Start of Data in this exercise

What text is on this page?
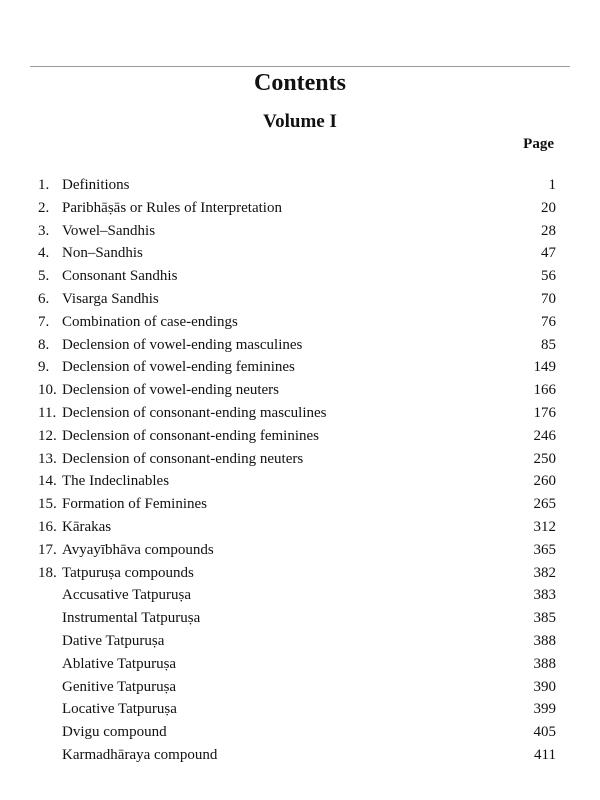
Contents
Volume I
Page
1. Definitions	1
2. Paribhāṣās or Rules of Interpretation	20
3. Vowel–Sandhis	28
4. Non–Sandhis	47
5. Consonant Sandhis	56
6. Visarga Sandhis	70
7. Combination of case-endings	76
8. Declension of vowel-ending masculines	85
9. Declension of vowel-ending feminines	149
10. Declension of vowel-ending neuters	166
11. Declension of consonant-ending masculines	176
12. Declension of consonant-ending feminines	246
13. Declension of consonant-ending neuters	250
14. The Indeclinables	260
15. Formation of Feminines	265
16. Kārakas	312
17. Avyayībhāva compounds	365
18. Tatpuruṣa compounds	382
Accusative Tatpuruṣa	383
Instrumental Tatpuruṣa	385
Dative Tatpuruṣa	388
Ablative Tatpuruṣa	388
Genitive Tatpuruṣa	390
Locative Tatpuruṣa	399
Dvigu compound	405
Karmadhāraya compound	411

End of Data in this exercise

Aim → Reproduce all entries without any change, and omit the pictures.

Response to the task →
What text is on this page?
Contents
Volume I
Page
1. Definitions	1
2. Paribhāṣās or Rules of Interpretation	20
3. Vowel–Sandhis	28
4. Non–Sandhis	47
5. Consonant Sandhis	56
6. Visarga Sandhis	70
7. Combination of case-endings	76
8. Declension of vowel-ending masculines	85
9. Declension of vowel-ending feminines	149
10. Declension of vowel-ending neuters	166
11. Declension of consonant-ending masculines	176
12. Declension of consonant-ending feminines	246
13. Declension of consonant-ending neuters	250
14. The Indeclinables	260
15. Formation of Feminines	265
16. Kārakas	312
17. Avyayībhāva compounds	365
18. Tatpuruṣa compounds	382
Accusative Tatpuruṣa	383
Instrumental Tatpuruṣa	385
Dative Tatpuruṣa	388
Ablative Tatpuruṣa	388
Genitive Tatpuruṣa	390
Locative Tatpuruṣa	399
Dvigu compound	405
Karmadhāraya compound	411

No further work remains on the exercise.